→ DIRECTION:
Reproduce all of the data that follows, character for character.

Stored dataset items:
■ ■ ■

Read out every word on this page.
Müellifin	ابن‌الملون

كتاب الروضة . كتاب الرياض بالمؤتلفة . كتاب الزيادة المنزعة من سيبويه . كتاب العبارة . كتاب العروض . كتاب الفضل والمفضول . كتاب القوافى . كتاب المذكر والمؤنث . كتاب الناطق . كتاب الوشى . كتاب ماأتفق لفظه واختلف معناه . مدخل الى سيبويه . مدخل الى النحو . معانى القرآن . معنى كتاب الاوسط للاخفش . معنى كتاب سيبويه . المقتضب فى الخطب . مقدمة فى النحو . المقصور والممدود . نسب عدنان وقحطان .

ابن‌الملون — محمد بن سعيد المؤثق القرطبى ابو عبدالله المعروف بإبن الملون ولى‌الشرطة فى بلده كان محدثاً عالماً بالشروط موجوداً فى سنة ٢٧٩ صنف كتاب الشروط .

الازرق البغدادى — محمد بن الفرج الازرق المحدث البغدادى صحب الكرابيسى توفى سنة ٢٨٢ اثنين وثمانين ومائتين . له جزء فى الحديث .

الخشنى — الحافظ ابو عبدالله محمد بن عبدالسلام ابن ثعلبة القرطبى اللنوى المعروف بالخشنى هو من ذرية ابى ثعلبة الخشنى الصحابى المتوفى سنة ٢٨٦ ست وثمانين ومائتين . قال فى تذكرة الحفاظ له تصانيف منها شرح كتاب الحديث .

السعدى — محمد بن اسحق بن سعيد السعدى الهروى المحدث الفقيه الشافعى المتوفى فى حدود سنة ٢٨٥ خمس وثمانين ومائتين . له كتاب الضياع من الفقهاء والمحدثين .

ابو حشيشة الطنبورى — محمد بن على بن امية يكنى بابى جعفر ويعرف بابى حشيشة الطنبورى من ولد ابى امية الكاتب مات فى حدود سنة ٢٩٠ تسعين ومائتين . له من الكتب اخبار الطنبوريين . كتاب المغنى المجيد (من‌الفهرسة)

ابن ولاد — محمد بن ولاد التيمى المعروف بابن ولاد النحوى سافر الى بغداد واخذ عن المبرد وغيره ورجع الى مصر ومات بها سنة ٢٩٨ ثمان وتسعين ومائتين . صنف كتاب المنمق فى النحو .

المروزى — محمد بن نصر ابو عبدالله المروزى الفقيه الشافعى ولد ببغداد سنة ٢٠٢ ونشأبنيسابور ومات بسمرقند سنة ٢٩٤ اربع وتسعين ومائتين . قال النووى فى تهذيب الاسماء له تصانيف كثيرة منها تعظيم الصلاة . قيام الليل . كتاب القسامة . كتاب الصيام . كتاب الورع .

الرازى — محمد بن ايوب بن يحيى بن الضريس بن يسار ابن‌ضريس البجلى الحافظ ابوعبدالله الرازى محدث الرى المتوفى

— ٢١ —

■ ■ ■

→ SOLUTION TO THIS PROBLEM:
Read out every word on this page.
Müellifin	ابن‌الملون

كتاب الروضة . كتاب الرياض بالمؤتلفة . كتاب الزيادة المنزعة من سيبويه . كتاب العبارة . كتاب العروض . كتاب الفضل والمفضول . كتاب القوافى . كتاب المذكر والمؤنث . كتاب الناطق . كتاب الوشى . كتاب ماأتفق لفظه واختلف معناه . مدخل الى سيبويه . مدخل الى النحو . معانى القرآن . معنى كتاب الاوسط للاخفش . معنى كتاب سيبويه . المقتضب فى الخطب . مقدمة فى النحو . المقصور والممدود . نسب عدنان وقحطان .

ابن‌الملون — محمد بن سعيد المؤثق القرطبى ابو عبدالله المعروف بإبن الملون ولى‌الشرطة فى بلده كان محدثاً عالماً بالشروط موجوداً فى سنة ٢٧٩ صنف كتاب الشروط .

الازرق البغدادى — محمد بن الفرج الازرق المحدث البغدادى صحب الكرابيسى توفى سنة ٢٨٢ اثنين وثمانين ومائتين . له جزء فى الحديث .

الخشنى — الحافظ ابو عبدالله محمد بن عبدالسلام ابن ثعلبة القرطبى اللنوى المعروف بالخشنى هو من ذرية ابى ثعلبة الخشنى الصحابى المتوفى سنة ٢٨٦ ست وثمانين ومائتين . قال فى تذكرة الحفاظ له تصانيف منها شرح كتاب الحديث .

السعدى — محمد بن اسحق بن سعيد السعدى الهروى المحدث الفقيه الشافعى المتوفى فى حدود سنة ٢٨٥ خمس وثمانين ومائتين . له كتاب الضياع من الفقهاء والمحدثين .

ابو حشيشة الطنبورى — محمد بن على بن امية يكنى بابى جعفر ويعرف بابى حشيشة الطنبورى من ولد ابى امية الكاتب مات فى حدود سنة ٢٩٠ تسعين ومائتين . له من الكتب اخبار الطنبوريين . كتاب المغنى المجيد (من‌الفهرسة)

ابن ولاد — محمد بن ولاد التيمى المعروف بابن ولاد النحوى سافر الى بغداد واخذ عن المبرد وغيره ورجع الى مصر ومات بها سنة ٢٩٨ ثمان وتسعين ومائتين . صنف كتاب المنمق فى النحو .

المروزى — محمد بن نصر ابو عبدالله المروزى الفقيه الشافعى ولد ببغداد سنة ٢٠٢ ونشأبنيسابور ومات بسمرقند سنة ٢٩٤ اربع وتسعين ومائتين . قال النووى فى تهذيب الاسماء له تصانيف كثيرة منها تعظيم الصلاة . قيام الليل . كتاب القسامة . كتاب الصيام . كتاب الورع .

الرازى — محمد بن ايوب بن يحيى بن الضريس بن يسار ابن‌ضريس البجلى الحافظ ابوعبدالله الرازى محدث الرى المتوفى

— ٢١ —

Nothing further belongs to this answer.